• **Exercise requirements**
Reproduce the passage of the Yasmin Benoit text below from "Benoit was a" to "asexuality in the UK.", word for word.

• **Text section**
English model, activist and writer (born 1996)

Yasmin Benoit (born 10 June 1996) is an English lingerie and alternative model. She is also an asexual and aromantic activist and researcher.

==Early life==
Benoit is of Trinidadian, Jamaican, and Barbadian descent. She attended Reading Girls' School and Padworth College. At a young age, Benoit was not interested in anyone sexually or romantically. She chose to attend an all-girls school to avoid conversations about sexual intercourse and relationships. Benoit came across the term asexual in high school, but she did not identify with it until later in life.

Benoit has a Bachelor of Science in sociology from St Mary's University, Twickenham and a Master of Science in crime science from University College London.

==Career==
===Modeling===
Benoit began modeling at age 16, focusing her efforts on alternative fashion. Her first modeling work was in 2015 with Scottish brand CRMC. She later modeled with Love Sick London, Dethkult Clothing, Seduced By Lilith, Kuki London, Pin Up Girl Clothing, and Teen Hearts. In March 2018, Benoit collaborated with African-American-owned gothic fashion brand, Gothic Lamb.

=== Activism ===
Benoit appeared in a BBC Three documentary on asexuality, but she was critical of the experience, claiming the way the documentary framed asexuality was a misrepresentation. She later appeared in a Sky News documentary on asexuality in February 2019. She has spoken publicly about work as an asexual lingerie model. This led her to found the hashtag #ThisIsWhatAsexualLooksLike in 2019. Her hashtag was noted to challenge the "white femme stereotype" of asexual representation.

Benoit wrote for publications including HuffPost UK and gave talks at events and universities, including the University of Cambridge, Reading Pride, King's College London, and National Student Pride. In collaboration with Asexual Visibility and Education Network (AVEN), Budweiser, and Revolt London, Benoit hosted the first asexual-themed bar at Pride in London in 2019. She joined the board of directors of AVEN that October. In a December 2019 issue of Attitude titled "The Activists", Benoit became the first openly asexual woman to appear on the cover of a UK magazine.

In early 2020, Benoit worked with England Unwrapped to interview asexual people. The episode was originally broadcast on BBC Radio Berkshire and later published on BBC Sounds. She co-founded International Asexuality Day (April 6) in 2021, and in 2022, launched an asexual rights initiative—known as the Stonewall x Yasmin Benoit Ace Project—in partnership with Stonewall.

In June 2023, Benoit became the first openly asexual person to be a grand marshal for the NYC Pride March. Benoit wrote that she received acephobic and racist comments in response.

Benoit was a consultant for the final season of Netflix's Sex Education. Following the release of the season, Benoit expressed disappointment that scenes involving an asexual character—especially those dealing with "the intersections of race, privilege, and acephobia"—had been cut or changed in editing.

===Research===
From 2025 to 2027, Benoit is a Visiting Research Fellow at King's College London's Policy Institute. In February 2025, she co-authored her first report with Michael Sanders on public attitudes towards asexuality in the UK.

== Recognition ==
In 2018, Aislin Magazine wrote, in "the predominantly White alternative branch of modeling, [Benoit has] become one of the UK's most prominent Black alternative models."

In 2021, Benoit was given an Attitude Pride Award. In 2022, Benoit was nominated for a British LGBT Award in the category of Online Influencer. In the same year, she was awarded Campaigner/Influencer of the Year by the Bank of London Rainbow Honours.

In 2025, Benoit won the "Outstanding Contribution to Communities" at the British LGBT Awards.

==Personal life==
Benoit is asexual and aromantic. She came out in a video on YouTube in 2017.

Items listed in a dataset
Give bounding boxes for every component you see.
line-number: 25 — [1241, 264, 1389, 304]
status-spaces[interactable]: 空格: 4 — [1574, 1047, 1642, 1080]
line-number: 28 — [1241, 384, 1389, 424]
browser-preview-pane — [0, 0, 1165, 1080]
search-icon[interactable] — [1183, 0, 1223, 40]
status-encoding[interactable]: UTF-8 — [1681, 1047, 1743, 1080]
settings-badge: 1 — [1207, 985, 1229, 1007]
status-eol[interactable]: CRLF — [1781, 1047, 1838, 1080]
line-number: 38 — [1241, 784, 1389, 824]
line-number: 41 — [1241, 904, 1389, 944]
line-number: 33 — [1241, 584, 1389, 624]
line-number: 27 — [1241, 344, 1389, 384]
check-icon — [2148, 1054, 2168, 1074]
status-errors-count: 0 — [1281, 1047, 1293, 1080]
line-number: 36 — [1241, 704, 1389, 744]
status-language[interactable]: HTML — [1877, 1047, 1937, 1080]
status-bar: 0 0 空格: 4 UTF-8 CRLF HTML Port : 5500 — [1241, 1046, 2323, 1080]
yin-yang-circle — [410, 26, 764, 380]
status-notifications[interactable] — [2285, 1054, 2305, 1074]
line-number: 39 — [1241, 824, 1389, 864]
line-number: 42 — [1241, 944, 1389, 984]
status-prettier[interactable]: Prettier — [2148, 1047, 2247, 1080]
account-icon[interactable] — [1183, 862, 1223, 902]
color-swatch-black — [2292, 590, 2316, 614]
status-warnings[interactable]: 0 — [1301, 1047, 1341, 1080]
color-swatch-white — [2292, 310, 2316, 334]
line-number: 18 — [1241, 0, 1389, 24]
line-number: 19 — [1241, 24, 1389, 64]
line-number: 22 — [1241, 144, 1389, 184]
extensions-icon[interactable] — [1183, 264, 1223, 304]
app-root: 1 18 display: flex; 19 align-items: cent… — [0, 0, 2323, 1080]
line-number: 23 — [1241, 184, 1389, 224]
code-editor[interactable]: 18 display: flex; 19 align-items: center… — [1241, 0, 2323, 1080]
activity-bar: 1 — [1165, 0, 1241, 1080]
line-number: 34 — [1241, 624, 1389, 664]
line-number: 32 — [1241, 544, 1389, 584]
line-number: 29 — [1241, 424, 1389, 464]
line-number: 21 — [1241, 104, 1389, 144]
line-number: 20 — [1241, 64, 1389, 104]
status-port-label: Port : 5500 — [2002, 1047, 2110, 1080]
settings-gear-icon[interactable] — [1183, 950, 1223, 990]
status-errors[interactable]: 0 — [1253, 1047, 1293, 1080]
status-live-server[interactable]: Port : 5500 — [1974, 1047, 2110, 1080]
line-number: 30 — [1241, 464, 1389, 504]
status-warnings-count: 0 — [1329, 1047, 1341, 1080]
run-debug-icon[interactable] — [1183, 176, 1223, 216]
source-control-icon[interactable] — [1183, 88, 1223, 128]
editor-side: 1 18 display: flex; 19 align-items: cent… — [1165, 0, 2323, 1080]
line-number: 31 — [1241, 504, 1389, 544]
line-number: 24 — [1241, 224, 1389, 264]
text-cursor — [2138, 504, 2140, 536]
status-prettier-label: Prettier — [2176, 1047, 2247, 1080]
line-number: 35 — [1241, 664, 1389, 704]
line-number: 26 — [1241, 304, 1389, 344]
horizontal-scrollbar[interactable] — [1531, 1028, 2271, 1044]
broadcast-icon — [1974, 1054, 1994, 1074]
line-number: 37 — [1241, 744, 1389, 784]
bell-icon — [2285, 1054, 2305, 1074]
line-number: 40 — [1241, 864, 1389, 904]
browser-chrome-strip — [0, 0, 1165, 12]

• **Result of this exercise**
Benoit was a consultant for the final season of Netflix's Sex Education. Following the release of the season, Benoit expressed disappointment that scenes involving an asexual character—especially those dealing with "the intersections of race, privilege, and acephobia"—had been cut or changed in editing.

===Research===
From 2025 to 2027, Benoit is a Visiting Research Fellow at King's College London's Policy Institute. In February 2025, she co-authored her first report with Michael Sanders on public attitudes towards asexuality in the UK.